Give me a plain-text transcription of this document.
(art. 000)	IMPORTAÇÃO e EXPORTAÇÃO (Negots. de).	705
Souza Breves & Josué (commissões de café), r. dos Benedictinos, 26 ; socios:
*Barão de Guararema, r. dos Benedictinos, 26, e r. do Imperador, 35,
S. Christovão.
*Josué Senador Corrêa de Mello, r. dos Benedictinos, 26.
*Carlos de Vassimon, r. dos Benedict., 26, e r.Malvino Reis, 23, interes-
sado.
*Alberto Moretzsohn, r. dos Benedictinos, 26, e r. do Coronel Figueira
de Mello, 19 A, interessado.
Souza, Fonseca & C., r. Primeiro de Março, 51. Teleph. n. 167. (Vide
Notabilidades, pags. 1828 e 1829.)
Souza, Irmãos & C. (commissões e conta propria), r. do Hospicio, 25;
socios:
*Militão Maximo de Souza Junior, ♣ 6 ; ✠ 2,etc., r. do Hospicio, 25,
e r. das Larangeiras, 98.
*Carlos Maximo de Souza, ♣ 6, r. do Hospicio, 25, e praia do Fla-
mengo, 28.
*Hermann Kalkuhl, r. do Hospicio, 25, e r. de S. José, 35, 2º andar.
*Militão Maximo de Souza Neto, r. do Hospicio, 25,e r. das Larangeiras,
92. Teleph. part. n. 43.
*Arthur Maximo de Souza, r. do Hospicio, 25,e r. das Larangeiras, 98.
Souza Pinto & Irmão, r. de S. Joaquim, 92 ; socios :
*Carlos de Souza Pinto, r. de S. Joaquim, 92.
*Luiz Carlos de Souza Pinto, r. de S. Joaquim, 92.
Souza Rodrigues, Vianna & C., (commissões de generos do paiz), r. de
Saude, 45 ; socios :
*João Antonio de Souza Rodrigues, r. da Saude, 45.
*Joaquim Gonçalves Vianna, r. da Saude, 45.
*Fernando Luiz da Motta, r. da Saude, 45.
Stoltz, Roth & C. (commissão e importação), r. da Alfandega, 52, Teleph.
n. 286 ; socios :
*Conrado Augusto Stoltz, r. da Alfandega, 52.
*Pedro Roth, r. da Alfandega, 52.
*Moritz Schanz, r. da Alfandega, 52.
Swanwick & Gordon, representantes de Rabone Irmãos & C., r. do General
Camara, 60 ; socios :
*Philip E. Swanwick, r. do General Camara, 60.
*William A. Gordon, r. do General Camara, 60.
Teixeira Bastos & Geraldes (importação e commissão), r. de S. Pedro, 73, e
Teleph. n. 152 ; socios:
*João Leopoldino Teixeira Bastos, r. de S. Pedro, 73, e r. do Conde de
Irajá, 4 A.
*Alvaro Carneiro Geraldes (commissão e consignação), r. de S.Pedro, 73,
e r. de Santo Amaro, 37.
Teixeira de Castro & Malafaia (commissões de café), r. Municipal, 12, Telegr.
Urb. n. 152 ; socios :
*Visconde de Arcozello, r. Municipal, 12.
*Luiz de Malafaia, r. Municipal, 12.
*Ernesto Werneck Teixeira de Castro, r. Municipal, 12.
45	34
################
Work out how many lines of the listing above include the word "Hospicio". Report only the number.

6